Dataset rows:
+--

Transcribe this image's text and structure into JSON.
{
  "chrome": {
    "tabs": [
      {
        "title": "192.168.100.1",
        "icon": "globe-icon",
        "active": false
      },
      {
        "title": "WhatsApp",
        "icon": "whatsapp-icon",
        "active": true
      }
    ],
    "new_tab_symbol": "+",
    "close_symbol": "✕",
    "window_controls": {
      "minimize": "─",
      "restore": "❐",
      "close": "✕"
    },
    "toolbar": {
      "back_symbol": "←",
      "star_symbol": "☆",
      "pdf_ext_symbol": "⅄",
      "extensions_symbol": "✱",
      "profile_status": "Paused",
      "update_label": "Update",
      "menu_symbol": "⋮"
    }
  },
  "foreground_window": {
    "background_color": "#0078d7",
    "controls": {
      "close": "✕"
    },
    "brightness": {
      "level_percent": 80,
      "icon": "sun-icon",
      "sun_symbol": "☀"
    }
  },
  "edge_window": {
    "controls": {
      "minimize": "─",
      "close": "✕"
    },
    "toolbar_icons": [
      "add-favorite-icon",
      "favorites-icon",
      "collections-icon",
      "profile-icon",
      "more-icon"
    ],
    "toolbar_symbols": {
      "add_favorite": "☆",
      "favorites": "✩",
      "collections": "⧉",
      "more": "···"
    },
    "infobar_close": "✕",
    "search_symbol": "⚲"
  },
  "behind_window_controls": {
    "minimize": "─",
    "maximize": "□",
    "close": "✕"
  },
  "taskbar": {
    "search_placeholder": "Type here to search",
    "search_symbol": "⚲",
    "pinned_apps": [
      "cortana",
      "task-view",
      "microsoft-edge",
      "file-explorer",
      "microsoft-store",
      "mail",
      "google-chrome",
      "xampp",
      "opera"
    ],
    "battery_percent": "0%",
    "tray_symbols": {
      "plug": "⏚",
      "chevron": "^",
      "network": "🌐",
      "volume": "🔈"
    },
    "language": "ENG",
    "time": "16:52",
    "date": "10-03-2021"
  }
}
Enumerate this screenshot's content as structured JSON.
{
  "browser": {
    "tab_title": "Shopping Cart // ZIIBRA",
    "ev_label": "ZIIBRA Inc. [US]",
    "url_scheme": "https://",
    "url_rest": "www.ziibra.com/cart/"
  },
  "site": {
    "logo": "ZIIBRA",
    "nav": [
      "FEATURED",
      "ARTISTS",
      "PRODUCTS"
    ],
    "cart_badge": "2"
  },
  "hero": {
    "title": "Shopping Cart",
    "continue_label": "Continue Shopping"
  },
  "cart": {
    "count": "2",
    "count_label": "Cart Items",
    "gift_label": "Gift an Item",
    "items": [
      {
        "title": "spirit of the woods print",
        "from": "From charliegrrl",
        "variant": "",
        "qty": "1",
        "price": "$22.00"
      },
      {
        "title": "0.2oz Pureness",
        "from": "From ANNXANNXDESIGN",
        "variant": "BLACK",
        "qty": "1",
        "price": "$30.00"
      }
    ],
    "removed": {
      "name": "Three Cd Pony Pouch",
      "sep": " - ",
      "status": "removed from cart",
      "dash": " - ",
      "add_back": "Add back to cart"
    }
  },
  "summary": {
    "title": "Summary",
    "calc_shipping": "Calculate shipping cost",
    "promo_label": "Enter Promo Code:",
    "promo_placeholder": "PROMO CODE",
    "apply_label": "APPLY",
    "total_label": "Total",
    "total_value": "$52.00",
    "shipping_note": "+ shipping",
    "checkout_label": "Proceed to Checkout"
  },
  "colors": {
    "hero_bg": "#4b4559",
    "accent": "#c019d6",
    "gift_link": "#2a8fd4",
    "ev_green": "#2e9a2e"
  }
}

+--

Exercise objective:
Copy out every line of the listing that includes the string "Shopping".

Completed task:
    "tab_title": "Shopping Cart // ZIIBRA",
    "title": "Shopping Cart",
    "continue_label": "Continue Shopping"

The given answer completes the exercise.